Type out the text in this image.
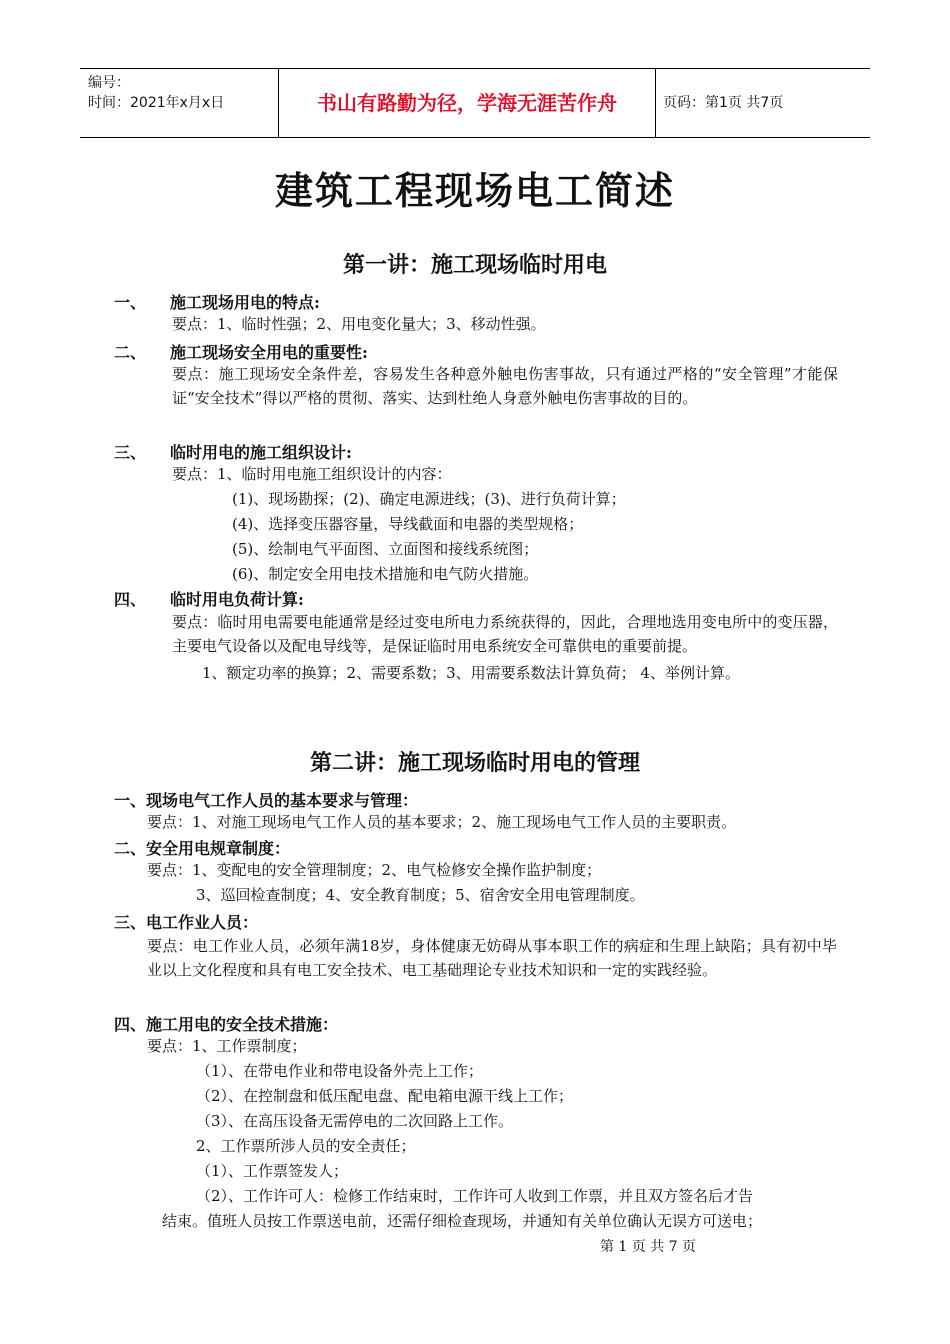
编号：
时间：2021年x月x日	书山有路勤为径，学海无涯苦作舟	页码：第1页 共7页
建筑工程现场电工简述
第一讲：施工现场临时用电
一、 施工现场用电的特点:
要点：1、临时性强；2、用电变化量大；3、移动性强。
二、 施工现场安全用电的重要性:
要点：施工现场安全条件差，容易发生各种意外触电伤害事故，只有通过严格的“安全管理”才能保证“安全技术”得以严格的贯彻、落实、达到杜绝人身意外触电伤害事故的目的。
三、 临时用电的施工组织设计:
要点：1、临时用电施工组织设计的内容：
(1)、现场勘探；(2)、确定电源进线；(3)、进行负荷计算；
(4)、选择变压器容量，导线截面和电器的类型规格；
(5)、绘制电气平面图、立面图和接线系统图；
(6)、制定安全用电技术措施和电气防火措施。
四、 临时用电负荷计算:
要点：临时用电需要电能通常是经过变电所电力系统获得的，因此，合理地选用变电所中的变压器，主要电气设备以及配电导线等，是保证临时用电系统安全可靠供电的重要前提。
1、额定功率的换算；2、需要系数；3、用需要系数法计算负荷； 4、举例计算。
第二讲：施工现场临时用电的管理
一、现场电气工作人员的基本要求与管理：
要点：1、对施工现场电气工作人员的基本要求；2、施工现场电气工作人员的主要职责。
二、安全用电规章制度：
要点：1、变配电的安全管理制度；2、电气检修安全操作监护制度；
3、巡回检查制度；4、安全教育制度；5、宿舍安全用电管理制度。
三、电工作业人员：
要点：电工作业人员，必须年满18岁，身体健康无妨碍从事本职工作的病症和生理上缺陷；具有初中毕业以上文化程度和具有电工安全技术、电工基础理论专业技术知识和一定的实践经验。
四、施工用电的安全技术措施：
要点：1、工作票制度；
（1）、在带电作业和带电设备外壳上工作；
（2）、在控制盘和低压配电盘、配电箱电源干线上工作；
（3）、在高压设备无需停电的二次回路上工作。
2、工作票所涉人员的安全责任；
（1）、工作票签发人；
（2）、工作许可人：检修工作结束时，工作许可人收到工作票，并且双方签名后才告
结束。值班人员按工作票送电前，还需仔细检查现场，并通知有关单位确认无误方可送电；
第 1 页 共 7 页
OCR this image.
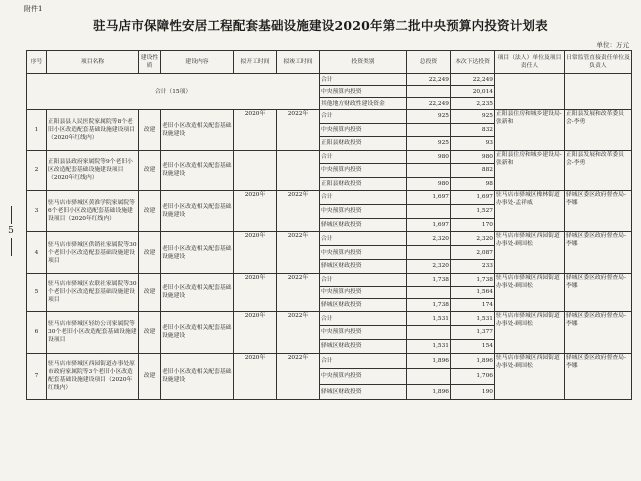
附件1
驻马店市保障性安居工程配套基础设施建设2020年第二批中央预算内投资计划表
单位：万元
5
序号	项目名称	建设性质	建设内容	拟开工时间	拟竣工时间	投资类别	总投资	本次下达投资	项目（法人）单位及项目责任人	日常监管直接责任单位及负责人
合计（15项）						合计	22,249	22,249		
						中央预算内投资		20,014		
						其他地方财政性建设资金	22,249	2,235		
1	正阳县县人民医院家属院等8个老旧小区改造配套基础设施建设项目（2020年红线内）	改建	老旧小区改造相关配套基础设施建设	2020年	2022年	合计	925	925	正阳县住房和城乡建设局-张新和	正阳县发展和改革委员会-李勇
						中央预算内投资		832		
						正阳县财政投资	925	93		
2	正阳县县政府家属院等9个老旧小区改造配套基础设施建设项目（2020年红线内）	改建	老旧小区改造相关配套基础设施建设			合计	980	980	正阳县住房和城乡建设局-张新和	正阳县发展和改革委员会-李勇
						中央预算内投资		882		
						正阳县财政投资	980	98		
3	驻马店市驿城区黄淮学院家属院等6个老旧小区改造配套基础设施建设项目（2020年红线内）	改建	老旧小区改造相关配套基础设施建设	2020年	2022年	合计	1,697	1,697	驻马店市驿城区橡林街道办事处-孟祥威	驿城区委区政府督查局-李娜
						中央预算内投资		1,527		
						驿城区财政投资	1,697	170		
4	驻马店市驿城区供销社家属院等30个老旧小区改造配套基础设施建设项目	改建	老旧小区改造相关配套基础设施建设	2020年	2022年	合计	2,320	2,320	驻马店市驿城区西园街道办事处-顾国松	驿城区委区政府督查局-李娜
						中央预算内投资		2,087		
						驿城区财政投资	2,320	233		
5	驻马店市驿城区农联社家属院等30个老旧小区改造配套基础设施建设项目	改建	老旧小区改造相关配套基础设施建设	2020年	2022年	合计	1,738	1,738	驻马店市驿城区西园街道办事处-顾国松	驿城区委区政府督查局-李娜
						中央预算内投资		1,564		
						驿城区财政投资	1,738	174		
6	驻马店市驿城区轻纺公司家属院等30个老旧小区改造配套基础设施建设项目	改建	老旧小区改造相关配套基础设施建设	2020年	2022年	合计	1,531	1,531	驻马店市驿城区西园街道办事处-顾国松	驿城区委区政府督查局-李娜
						中央预算内投资		1,377		
						驿城区财政投资	1,531	154		
7	驻马店市驿城区西园街道办事处原市政府家属院等3个老旧小区改造配套基础设施建设项目（2020年红线内）	改建	老旧小区改造相关配套基础设施建设	2020年	2022年	合计	1,896	1,896	驻马店市驿城区西园街道办事处-顾国松	驿城区委区政府督查局-李娜
						中央预算内投资		1,706		
						驿城区财政投资	1,896	190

OBJECTIVE: Keep the pictures out of the copy and return the rest of the data above exactly.

TASK ANSWER:
Type out the text in this image.
编号：
时间：2021年x月x日	书山有路勤为径，学海无涯苦作舟	页码：第1页 共7页
建筑工程现场电工简述
第一讲：施工现场临时用电
一、 施工现场用电的特点:
要点：1、临时性强；2、用电变化量大；3、移动性强。
二、 施工现场安全用电的重要性:
要点：施工现场安全条件差，容易发生各种意外触电伤害事故，只有通过严格的“安全管理”才能保证“安全技术”得以严格的贯彻、落实、达到杜绝人身意外触电伤害事故的目的。
三、 临时用电的施工组织设计:
要点：1、临时用电施工组织设计的内容：
(1)、现场勘探；(2)、确定电源进线；(3)、进行负荷计算；
(4)、选择变压器容量，导线截面和电器的类型规格；
(5)、绘制电气平面图、立面图和接线系统图；
(6)、制定安全用电技术措施和电气防火措施。
四、 临时用电负荷计算:
要点：临时用电需要电能通常是经过变电所电力系统获得的，因此，合理地选用变电所中的变压器，主要电气设备以及配电导线等，是保证临时用电系统安全可靠供电的重要前提。
1、额定功率的换算；2、需要系数；3、用需要系数法计算负荷； 4、举例计算。
第二讲：施工现场临时用电的管理
一、现场电气工作人员的基本要求与管理：
要点：1、对施工现场电气工作人员的基本要求；2、施工现场电气工作人员的主要职责。
二、安全用电规章制度：
要点：1、变配电的安全管理制度；2、电气检修安全操作监护制度；
3、巡回检查制度；4、安全教育制度；5、宿舍安全用电管理制度。
三、电工作业人员：
要点：电工作业人员，必须年满18岁，身体健康无妨碍从事本职工作的病症和生理上缺陷；具有初中毕业以上文化程度和具有电工安全技术、电工基础理论专业技术知识和一定的实践经验。
四、施工用电的安全技术措施：
要点：1、工作票制度；
（1）、在带电作业和带电设备外壳上工作；
（2）、在控制盘和低压配电盘、配电箱电源干线上工作；
（3）、在高压设备无需停电的二次回路上工作。
2、工作票所涉人员的安全责任；
（1）、工作票签发人；
（2）、工作许可人：检修工作结束时，工作许可人收到工作票，并且双方签名后才告
结束。值班人员按工作票送电前，还需仔细检查现场，并通知有关单位确认无误方可送电；
第 1 页 共 7 页
OCR this image.
附件1
驻马店市保障性安居工程配套基础设施建设2020年第二批中央预算内投资计划表
单位：万元
5
序号	项目名称	建设性质	建设内容	拟开工时间	拟竣工时间	投资类别	总投资	本次下达投资	项目（法人）单位及项目责任人	日常监管直接责任单位及负责人
合计（15项）						合计	22,249	22,249		
						中央预算内投资		20,014		
						其他地方财政性建设资金	22,249	2,235		
1	正阳县县人民医院家属院等8个老旧小区改造配套基础设施建设项目（2020年红线内）	改建	老旧小区改造相关配套基础设施建设	2020年	2022年	合计	925	925	正阳县住房和城乡建设局-张新和	正阳县发展和改革委员会-李勇
						中央预算内投资		832		
						正阳县财政投资	925	93		
2	正阳县县政府家属院等9个老旧小区改造配套基础设施建设项目（2020年红线内）	改建	老旧小区改造相关配套基础设施建设			合计	980	980	正阳县住房和城乡建设局-张新和	正阳县发展和改革委员会-李勇
						中央预算内投资		882		
						正阳县财政投资	980	98		
3	驻马店市驿城区黄淮学院家属院等6个老旧小区改造配套基础设施建设项目（2020年红线内）	改建	老旧小区改造相关配套基础设施建设	2020年	2022年	合计	1,697	1,697	驻马店市驿城区橡林街道办事处-孟祥威	驿城区委区政府督查局-李娜
						中央预算内投资		1,527		
						驿城区财政投资	1,697	170		
4	驻马店市驿城区供销社家属院等30个老旧小区改造配套基础设施建设项目	改建	老旧小区改造相关配套基础设施建设	2020年	2022年	合计	2,320	2,320	驻马店市驿城区西园街道办事处-顾国松	驿城区委区政府督查局-李娜
						中央预算内投资		2,087		
						驿城区财政投资	2,320	233		
5	驻马店市驿城区农联社家属院等30个老旧小区改造配套基础设施建设项目	改建	老旧小区改造相关配套基础设施建设	2020年	2022年	合计	1,738	1,738	驻马店市驿城区西园街道办事处-顾国松	驿城区委区政府督查局-李娜
						中央预算内投资		1,564		
						驿城区财政投资	1,738	174		
6	驻马店市驿城区轻纺公司家属院等30个老旧小区改造配套基础设施建设项目	改建	老旧小区改造相关配套基础设施建设	2020年	2022年	合计	1,531	1,531	驻马店市驿城区西园街道办事处-顾国松	驿城区委区政府督查局-李娜
						中央预算内投资		1,377		
						驿城区财政投资	1,531	154		
7	驻马店市驿城区西园街道办事处原市政府家属院等3个老旧小区改造配套基础设施建设项目（2020年红线内）	改建	老旧小区改造相关配套基础设施建设	2020年	2022年	合计	1,896	1,896	驻马店市驿城区西园街道办事处-顾国松	驿城区委区政府督查局-李娜
						中央预算内投资		1,706		
						驿城区财政投资	1,896	190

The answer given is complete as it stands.